** START Provided entries **
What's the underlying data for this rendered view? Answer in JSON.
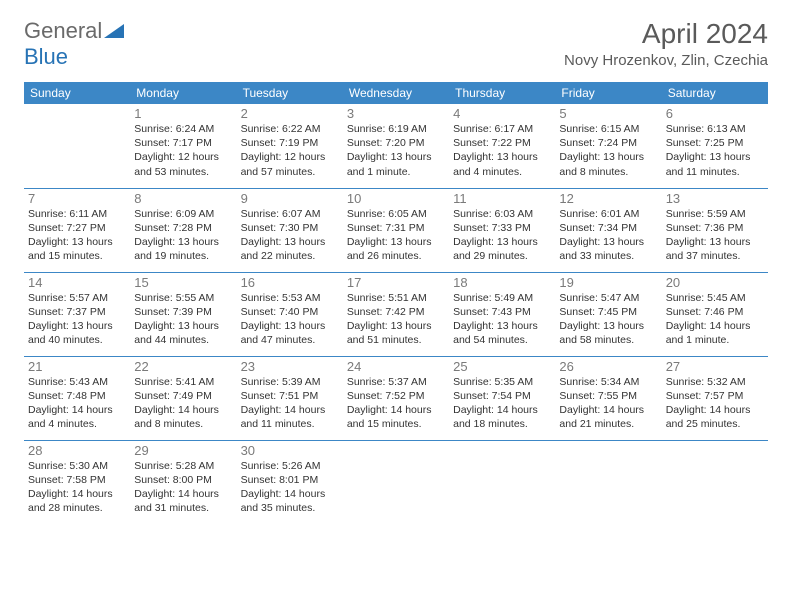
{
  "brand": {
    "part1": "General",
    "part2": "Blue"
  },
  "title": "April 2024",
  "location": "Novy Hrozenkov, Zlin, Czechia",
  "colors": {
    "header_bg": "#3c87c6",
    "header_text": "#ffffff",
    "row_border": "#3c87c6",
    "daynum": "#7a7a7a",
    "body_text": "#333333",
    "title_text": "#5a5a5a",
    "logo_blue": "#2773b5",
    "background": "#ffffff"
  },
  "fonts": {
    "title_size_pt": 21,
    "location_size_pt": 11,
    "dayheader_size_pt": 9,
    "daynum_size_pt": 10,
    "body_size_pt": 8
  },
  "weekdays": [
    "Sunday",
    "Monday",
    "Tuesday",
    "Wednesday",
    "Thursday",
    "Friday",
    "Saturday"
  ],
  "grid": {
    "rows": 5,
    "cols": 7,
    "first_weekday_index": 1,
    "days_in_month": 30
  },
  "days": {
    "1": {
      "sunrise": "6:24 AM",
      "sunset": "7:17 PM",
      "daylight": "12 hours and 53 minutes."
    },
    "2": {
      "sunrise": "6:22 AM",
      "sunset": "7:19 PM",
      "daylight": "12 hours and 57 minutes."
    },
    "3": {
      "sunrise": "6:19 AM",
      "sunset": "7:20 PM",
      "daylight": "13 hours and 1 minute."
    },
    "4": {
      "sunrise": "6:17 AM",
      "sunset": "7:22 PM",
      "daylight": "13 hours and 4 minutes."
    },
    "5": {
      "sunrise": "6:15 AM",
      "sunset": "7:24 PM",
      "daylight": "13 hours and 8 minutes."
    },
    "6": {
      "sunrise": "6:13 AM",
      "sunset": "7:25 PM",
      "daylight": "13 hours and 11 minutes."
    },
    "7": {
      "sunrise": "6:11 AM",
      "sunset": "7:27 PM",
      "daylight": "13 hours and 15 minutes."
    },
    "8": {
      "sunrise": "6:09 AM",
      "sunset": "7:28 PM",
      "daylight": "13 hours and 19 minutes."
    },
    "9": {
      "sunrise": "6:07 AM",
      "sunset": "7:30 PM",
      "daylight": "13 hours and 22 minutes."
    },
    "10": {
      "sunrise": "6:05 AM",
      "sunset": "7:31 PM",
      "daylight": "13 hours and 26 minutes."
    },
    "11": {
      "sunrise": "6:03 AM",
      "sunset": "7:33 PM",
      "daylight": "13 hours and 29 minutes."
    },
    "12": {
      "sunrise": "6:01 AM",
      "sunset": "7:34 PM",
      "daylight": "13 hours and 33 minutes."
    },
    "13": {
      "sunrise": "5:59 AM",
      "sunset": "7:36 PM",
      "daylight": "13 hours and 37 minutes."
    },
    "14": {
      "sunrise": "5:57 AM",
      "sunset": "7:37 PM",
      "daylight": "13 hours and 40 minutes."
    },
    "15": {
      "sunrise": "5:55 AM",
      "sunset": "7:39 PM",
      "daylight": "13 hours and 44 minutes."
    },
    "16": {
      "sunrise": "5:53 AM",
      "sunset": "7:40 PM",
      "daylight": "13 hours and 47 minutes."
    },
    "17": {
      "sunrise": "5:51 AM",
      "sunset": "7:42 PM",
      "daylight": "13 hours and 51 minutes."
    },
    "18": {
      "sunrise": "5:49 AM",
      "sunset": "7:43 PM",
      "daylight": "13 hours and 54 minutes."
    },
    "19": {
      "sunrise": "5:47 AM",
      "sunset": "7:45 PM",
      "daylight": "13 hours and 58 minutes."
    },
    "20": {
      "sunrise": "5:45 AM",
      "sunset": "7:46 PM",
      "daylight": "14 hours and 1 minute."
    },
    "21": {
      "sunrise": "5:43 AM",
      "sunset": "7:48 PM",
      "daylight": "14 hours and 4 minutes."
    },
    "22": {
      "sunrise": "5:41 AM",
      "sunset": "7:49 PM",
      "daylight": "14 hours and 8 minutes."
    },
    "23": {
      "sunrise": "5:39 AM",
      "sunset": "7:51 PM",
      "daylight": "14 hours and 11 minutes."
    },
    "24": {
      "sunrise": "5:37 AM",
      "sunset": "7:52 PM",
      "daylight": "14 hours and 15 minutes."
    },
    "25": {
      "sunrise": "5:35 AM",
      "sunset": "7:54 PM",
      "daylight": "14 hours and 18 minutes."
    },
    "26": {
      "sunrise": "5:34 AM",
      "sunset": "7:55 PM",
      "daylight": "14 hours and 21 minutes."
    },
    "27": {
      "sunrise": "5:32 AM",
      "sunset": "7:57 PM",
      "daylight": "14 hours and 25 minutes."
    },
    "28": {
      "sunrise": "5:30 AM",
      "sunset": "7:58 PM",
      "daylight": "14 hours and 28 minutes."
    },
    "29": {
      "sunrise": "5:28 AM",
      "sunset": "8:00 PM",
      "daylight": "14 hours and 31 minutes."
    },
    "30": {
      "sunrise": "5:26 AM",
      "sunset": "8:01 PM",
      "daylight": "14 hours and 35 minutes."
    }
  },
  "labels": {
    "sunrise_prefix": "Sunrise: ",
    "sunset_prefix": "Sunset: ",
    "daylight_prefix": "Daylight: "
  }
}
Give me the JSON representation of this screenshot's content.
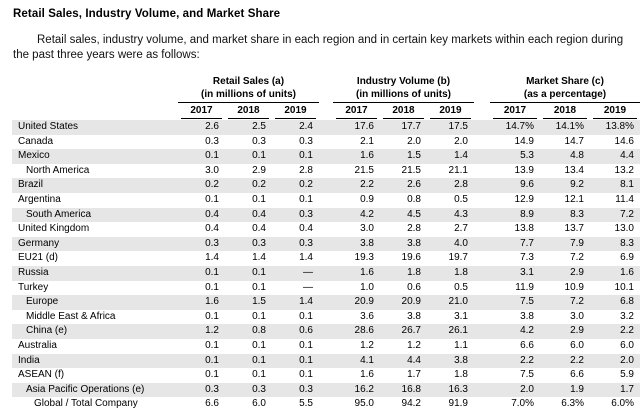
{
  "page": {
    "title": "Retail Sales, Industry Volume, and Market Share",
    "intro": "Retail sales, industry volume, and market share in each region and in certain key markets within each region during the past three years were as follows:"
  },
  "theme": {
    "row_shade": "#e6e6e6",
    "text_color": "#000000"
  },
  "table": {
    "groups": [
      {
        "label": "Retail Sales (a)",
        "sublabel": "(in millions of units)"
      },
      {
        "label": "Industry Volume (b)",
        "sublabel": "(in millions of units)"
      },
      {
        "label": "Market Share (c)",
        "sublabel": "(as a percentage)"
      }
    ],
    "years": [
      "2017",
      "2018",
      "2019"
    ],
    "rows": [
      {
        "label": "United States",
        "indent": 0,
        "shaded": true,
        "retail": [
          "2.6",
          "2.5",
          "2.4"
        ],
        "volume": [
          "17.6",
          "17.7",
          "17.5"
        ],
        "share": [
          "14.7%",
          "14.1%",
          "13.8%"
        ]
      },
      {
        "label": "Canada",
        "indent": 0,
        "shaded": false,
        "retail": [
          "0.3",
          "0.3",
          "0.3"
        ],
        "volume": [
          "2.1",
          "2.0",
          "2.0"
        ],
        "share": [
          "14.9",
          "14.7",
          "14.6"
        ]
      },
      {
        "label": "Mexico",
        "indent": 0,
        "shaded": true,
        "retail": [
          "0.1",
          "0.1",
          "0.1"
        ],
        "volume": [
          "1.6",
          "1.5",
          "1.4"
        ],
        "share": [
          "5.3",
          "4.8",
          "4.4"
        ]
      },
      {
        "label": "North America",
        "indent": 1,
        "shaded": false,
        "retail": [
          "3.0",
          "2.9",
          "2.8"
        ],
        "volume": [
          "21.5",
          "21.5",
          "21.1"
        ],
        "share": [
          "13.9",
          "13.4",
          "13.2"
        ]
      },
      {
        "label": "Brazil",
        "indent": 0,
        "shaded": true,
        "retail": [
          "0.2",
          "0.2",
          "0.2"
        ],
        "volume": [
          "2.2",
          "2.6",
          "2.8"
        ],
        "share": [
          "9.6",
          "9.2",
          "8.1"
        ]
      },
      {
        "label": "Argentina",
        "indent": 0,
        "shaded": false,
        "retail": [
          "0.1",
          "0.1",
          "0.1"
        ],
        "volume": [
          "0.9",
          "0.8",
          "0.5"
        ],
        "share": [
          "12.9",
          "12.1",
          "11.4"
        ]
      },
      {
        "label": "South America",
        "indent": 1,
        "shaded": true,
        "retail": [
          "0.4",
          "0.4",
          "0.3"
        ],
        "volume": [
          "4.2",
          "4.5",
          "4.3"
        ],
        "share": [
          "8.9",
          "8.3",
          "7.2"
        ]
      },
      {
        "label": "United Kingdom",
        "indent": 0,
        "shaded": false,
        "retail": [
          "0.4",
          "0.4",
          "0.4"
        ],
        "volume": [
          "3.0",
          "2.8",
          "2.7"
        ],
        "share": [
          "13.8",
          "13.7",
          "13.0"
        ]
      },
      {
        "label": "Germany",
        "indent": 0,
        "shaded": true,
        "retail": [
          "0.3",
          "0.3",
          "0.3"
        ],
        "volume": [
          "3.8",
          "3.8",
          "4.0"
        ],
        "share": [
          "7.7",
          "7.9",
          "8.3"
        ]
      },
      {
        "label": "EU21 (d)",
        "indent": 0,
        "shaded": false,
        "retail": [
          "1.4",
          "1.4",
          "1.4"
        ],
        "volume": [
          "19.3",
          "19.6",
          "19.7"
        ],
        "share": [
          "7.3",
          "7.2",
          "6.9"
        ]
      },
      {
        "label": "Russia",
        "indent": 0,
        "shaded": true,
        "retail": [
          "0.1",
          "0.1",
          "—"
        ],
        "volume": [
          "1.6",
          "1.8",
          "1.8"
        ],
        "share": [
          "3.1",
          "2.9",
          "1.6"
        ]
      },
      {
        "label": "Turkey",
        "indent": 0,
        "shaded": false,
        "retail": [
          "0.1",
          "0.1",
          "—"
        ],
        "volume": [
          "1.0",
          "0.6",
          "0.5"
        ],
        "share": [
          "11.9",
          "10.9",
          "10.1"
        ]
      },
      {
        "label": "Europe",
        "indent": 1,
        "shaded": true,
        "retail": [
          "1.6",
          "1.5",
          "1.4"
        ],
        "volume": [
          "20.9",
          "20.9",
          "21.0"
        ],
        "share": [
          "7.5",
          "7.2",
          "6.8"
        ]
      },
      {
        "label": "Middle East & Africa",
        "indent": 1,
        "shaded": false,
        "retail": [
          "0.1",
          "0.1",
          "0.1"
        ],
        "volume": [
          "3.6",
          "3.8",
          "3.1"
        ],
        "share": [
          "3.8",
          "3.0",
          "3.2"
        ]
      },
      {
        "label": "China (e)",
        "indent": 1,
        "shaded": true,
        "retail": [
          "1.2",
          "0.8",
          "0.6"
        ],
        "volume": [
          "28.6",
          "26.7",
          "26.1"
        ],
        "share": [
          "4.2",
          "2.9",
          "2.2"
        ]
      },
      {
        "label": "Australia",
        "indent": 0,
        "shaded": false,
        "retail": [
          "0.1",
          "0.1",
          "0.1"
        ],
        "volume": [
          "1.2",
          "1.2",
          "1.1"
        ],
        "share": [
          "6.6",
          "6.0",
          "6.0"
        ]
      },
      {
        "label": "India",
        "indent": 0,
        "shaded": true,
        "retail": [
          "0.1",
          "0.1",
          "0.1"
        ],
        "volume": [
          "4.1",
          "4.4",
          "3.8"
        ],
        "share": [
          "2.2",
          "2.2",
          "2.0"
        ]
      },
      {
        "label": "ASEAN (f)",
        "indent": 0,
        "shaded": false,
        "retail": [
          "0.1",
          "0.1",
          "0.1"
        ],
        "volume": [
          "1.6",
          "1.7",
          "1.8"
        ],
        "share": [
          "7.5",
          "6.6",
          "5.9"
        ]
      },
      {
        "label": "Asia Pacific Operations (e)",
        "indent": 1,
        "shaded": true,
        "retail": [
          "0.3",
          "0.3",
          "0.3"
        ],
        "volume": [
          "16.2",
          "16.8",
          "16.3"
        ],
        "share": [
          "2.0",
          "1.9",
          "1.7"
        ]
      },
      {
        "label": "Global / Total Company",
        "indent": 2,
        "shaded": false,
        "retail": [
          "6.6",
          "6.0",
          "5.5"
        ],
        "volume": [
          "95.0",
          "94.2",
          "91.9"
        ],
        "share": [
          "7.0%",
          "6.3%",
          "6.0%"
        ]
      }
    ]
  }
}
** END Provided entries **
** START Provided entries **
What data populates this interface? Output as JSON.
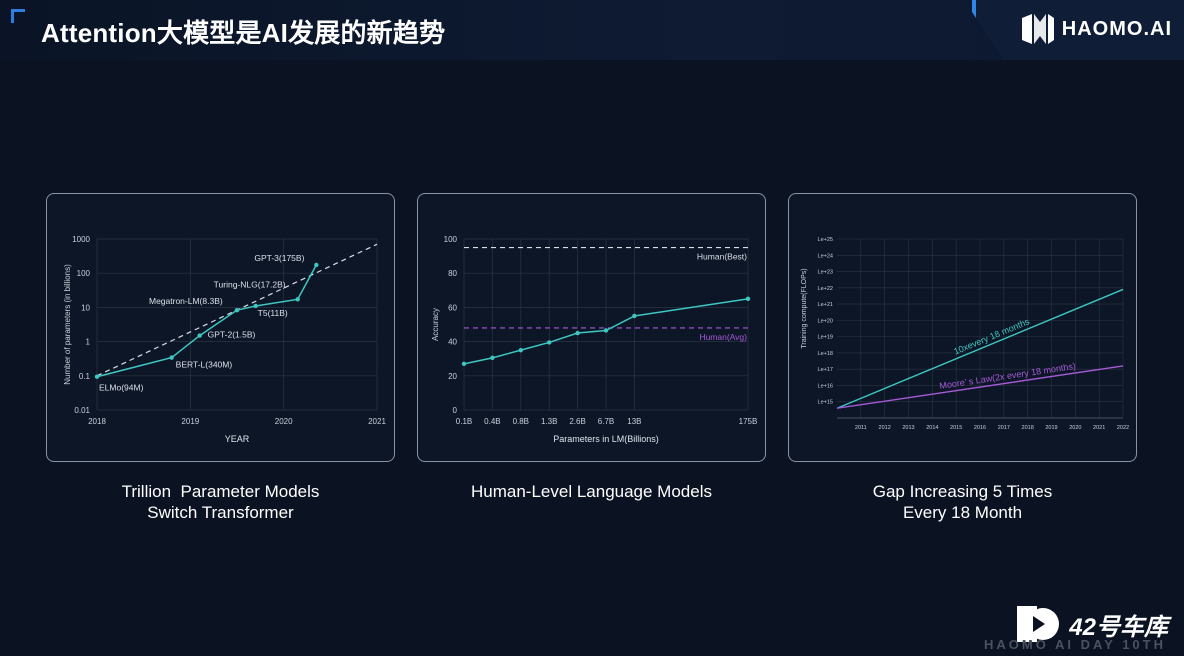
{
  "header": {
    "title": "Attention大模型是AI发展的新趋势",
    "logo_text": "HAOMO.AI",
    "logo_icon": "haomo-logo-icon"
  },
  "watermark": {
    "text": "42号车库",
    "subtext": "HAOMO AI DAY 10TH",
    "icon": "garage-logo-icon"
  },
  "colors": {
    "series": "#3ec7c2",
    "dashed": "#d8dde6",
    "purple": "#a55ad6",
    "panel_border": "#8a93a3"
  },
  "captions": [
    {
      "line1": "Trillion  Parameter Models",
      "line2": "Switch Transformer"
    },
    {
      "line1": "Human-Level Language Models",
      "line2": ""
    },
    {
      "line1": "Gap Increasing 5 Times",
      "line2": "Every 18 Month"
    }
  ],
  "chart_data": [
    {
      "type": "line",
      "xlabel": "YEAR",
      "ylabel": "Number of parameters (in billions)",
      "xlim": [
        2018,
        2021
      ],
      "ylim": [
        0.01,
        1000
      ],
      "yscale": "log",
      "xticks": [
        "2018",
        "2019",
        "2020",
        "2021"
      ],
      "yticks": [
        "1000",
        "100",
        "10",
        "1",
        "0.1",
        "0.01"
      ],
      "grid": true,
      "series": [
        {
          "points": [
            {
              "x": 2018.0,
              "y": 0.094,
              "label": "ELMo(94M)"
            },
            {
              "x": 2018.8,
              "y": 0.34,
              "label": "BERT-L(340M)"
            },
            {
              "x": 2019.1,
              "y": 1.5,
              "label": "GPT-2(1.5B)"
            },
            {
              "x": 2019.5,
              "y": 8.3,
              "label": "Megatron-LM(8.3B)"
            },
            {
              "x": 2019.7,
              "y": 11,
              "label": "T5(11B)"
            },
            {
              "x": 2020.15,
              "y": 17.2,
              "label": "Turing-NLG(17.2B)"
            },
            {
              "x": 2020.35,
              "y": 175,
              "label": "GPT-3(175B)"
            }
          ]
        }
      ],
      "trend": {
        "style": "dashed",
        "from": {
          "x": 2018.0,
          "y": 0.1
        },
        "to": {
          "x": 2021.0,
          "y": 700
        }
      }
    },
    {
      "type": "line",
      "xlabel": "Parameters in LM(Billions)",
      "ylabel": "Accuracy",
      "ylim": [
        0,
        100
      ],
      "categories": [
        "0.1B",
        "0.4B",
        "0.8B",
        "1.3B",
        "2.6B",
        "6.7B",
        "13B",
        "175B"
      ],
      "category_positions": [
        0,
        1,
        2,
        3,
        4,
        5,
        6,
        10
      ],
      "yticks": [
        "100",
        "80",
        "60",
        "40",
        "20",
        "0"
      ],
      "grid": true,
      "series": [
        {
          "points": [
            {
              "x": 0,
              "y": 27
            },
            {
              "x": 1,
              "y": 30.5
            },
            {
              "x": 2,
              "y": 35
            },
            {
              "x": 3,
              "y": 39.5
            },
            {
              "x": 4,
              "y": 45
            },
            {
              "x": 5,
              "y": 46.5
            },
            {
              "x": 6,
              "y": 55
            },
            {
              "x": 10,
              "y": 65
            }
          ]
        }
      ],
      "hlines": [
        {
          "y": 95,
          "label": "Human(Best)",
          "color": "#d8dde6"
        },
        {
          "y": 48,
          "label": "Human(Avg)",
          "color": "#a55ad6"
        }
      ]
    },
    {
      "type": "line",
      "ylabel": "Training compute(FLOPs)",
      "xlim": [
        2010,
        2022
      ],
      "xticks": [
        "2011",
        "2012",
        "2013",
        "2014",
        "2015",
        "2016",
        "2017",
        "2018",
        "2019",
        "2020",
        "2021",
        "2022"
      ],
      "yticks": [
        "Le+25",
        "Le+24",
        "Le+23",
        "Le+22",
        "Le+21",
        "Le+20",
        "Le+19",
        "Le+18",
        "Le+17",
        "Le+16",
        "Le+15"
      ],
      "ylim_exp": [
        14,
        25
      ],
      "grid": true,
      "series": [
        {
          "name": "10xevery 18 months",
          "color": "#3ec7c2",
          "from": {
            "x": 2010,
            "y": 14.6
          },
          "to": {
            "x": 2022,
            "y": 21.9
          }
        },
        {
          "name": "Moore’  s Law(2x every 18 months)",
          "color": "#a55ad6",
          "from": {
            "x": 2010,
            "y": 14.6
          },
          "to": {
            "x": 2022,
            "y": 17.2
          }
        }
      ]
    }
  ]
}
** END Provided entries **
What is expected: Give only the count of lines in which the string "xlabel" appears.

Solved exercise: 2